## begin Extracted information

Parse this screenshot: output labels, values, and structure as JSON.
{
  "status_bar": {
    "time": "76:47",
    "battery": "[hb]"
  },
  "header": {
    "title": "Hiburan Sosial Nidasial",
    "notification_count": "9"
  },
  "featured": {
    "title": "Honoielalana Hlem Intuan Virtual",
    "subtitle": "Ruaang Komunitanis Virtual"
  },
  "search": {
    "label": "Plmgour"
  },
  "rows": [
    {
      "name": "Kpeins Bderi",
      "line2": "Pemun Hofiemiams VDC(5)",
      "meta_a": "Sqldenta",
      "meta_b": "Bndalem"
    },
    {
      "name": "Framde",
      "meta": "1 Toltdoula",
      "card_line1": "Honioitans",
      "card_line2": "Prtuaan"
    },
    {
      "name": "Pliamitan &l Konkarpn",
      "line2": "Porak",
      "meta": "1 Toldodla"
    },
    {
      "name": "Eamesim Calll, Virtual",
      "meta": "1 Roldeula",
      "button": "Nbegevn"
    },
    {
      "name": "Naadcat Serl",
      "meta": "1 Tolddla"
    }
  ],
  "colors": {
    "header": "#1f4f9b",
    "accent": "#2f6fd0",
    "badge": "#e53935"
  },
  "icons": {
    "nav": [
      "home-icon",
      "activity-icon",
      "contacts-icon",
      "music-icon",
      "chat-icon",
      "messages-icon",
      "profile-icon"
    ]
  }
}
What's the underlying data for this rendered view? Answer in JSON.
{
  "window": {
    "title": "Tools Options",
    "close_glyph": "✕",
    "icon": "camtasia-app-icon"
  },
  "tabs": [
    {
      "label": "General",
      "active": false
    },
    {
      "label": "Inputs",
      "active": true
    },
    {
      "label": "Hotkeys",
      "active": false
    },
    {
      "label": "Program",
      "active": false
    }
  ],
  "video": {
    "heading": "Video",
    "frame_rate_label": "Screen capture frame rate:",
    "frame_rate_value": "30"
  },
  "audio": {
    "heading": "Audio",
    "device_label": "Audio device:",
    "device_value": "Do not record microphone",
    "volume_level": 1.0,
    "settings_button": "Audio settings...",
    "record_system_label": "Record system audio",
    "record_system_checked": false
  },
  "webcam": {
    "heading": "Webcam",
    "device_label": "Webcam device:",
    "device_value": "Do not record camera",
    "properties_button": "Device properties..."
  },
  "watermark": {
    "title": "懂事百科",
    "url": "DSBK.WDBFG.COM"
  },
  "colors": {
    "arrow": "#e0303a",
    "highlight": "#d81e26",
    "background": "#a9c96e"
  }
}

## end Extracted information

Task to carry out:
Write out the listing once more, matching it exactly.

Final answer:
Parse this screenshot: output labels, values, and structure as JSON.
{
  "status_bar": {
    "time": "76:47",
    "battery": "[hb]"
  },
  "header": {
    "title": "Hiburan Sosial Nidasial",
    "notification_count": "9"
  },
  "featured": {
    "title": "Honoielalana Hlem Intuan Virtual",
    "subtitle": "Ruaang Komunitanis Virtual"
  },
  "search": {
    "label": "Plmgour"
  },
  "rows": [
    {
      "name": "Kpeins Bderi",
      "line2": "Pemun Hofiemiams VDC(5)",
      "meta_a": "Sqldenta",
      "meta_b": "Bndalem"
    },
    {
      "name": "Framde",
      "meta": "1 Toltdoula",
      "card_line1": "Honioitans",
      "card_line2": "Prtuaan"
    },
    {
      "name": "Pliamitan &l Konkarpn",
      "line2": "Porak",
      "meta": "1 Toldodla"
    },
    {
      "name": "Eamesim Calll, Virtual",
      "meta": "1 Roldeula",
      "button": "Nbegevn"
    },
    {
      "name": "Naadcat Serl",
      "meta": "1 Tolddla"
    }
  ],
  "colors": {
    "header": "#1f4f9b",
    "accent": "#2f6fd0",
    "badge": "#e53935"
  },
  "icons": {
    "nav": [
      "home-icon",
      "activity-icon",
      "contacts-icon",
      "music-icon",
      "chat-icon",
      "messages-icon",
      "profile-icon"
    ]
  }
}
What's the underlying data for this rendered view? Answer in JSON.
{
  "window": {
    "title": "Tools Options",
    "close_glyph": "✕",
    "icon": "camtasia-app-icon"
  },
  "tabs": [
    {
      "label": "General",
      "active": false
    },
    {
      "label": "Inputs",
      "active": true
    },
    {
      "label": "Hotkeys",
      "active": false
    },
    {
      "label": "Program",
      "active": false
    }
  ],
  "video": {
    "heading": "Video",
    "frame_rate_label": "Screen capture frame rate:",
    "frame_rate_value": "30"
  },
  "audio": {
    "heading": "Audio",
    "device_label": "Audio device:",
    "device_value": "Do not record microphone",
    "volume_level": 1.0,
    "settings_button": "Audio settings...",
    "record_system_label": "Record system audio",
    "record_system_checked": false
  },
  "webcam": {
    "heading": "Webcam",
    "device_label": "Webcam device:",
    "device_value": "Do not record camera",
    "properties_button": "Device properties..."
  },
  "watermark": {
    "title": "懂事百科",
    "url": "DSBK.WDBFG.COM"
  },
  "colors": {
    "arrow": "#e0303a",
    "highlight": "#d81e26",
    "background": "#a9c96e"
  }
}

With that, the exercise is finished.